=== Selected extract ===

# Switching from guitar to violin, or other stringed instrument?



## Manok

I've often wondered, and thought, that a violin might be more suited to how I play, and was wondering, if I am used to playing the guitar, would it be a fairly easy switch? Are the strings thicker?


----------



## GraemeG

Other than using the concept of raising the pitch by pressing strings with your fingers, I can't see that the instruments have anything in common at all. They're held differently, played differently, tuned differently...
GG


----------



## millionrainbows

I'm a guitarist, and my motor skills transferred over to violin quite well. Bowing seems to be a bigger problem. But by all means, try the violin!


----------



## julianoq

It is very different, and bowing is a major problem. Not an easy switch by any means. But I think it is worth it!


----------



## Head_case

Manok said:


> I've often wondered, and thought, that a violin might be more suited to how I play, and was wondering, if I am used to playing the guitar, would it be a fairly easy switch? Are the strings thicker?

===

Parts of the exercise =>
1 – From the thread on switching from guitar to violin, print the part that opens with the words containing "Other than using" and closes with "try the violin!".
2 – Proceed with the guitar-to-violin thread, carrying it on from its final line.

=== Supplied material ===

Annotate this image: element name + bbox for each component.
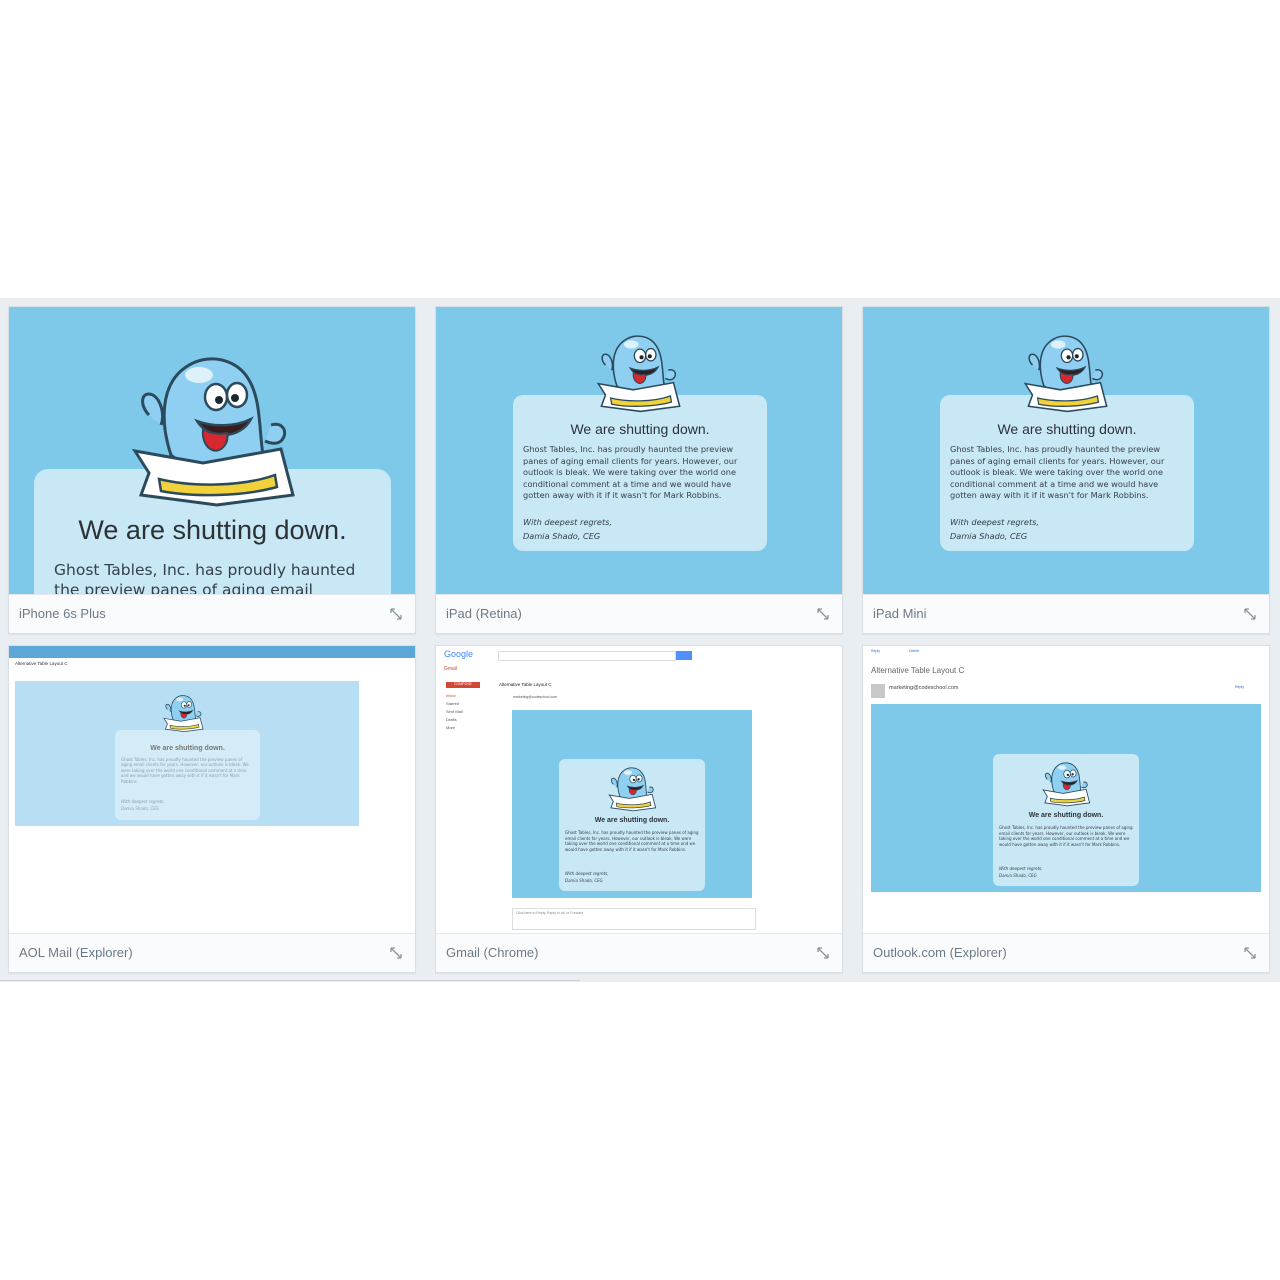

===

Exercise results =>
1 –
Other than using the concept of raising the pitch by pressing strings with your fingers, I can't see that the instruments have anything in common at all. They're held differently, played differently, tuned differently...
GG


----------



## millionrainbows

I'm a guitarist, and my motor skills transferred over to violin quite well. Bowing seems to be a bigger problem. But by all means, try the violin!

2 –
I love hearing the violin but playing is another issue....utterly deafening and the bowing never came natural to me.

Have you thought of the mandolin? It follows GDAE violin tuning and although fretted the four strings follow a similar left hand action to the violin with the right hand following a tremelo guitar picking technique.

You will notice also that the GDAE tuning from bottom to top is simply the reverse of the last 4 strings of your guitar's EBGDAE from top to bottom. Classical mandolin is really virtuosic and elegant.

Here's Eva Shelbrook:

[video] 



[/video]


----------



## hreichgott

Double bass has the same tuning as the four lowest strings on the guitar, in the same order...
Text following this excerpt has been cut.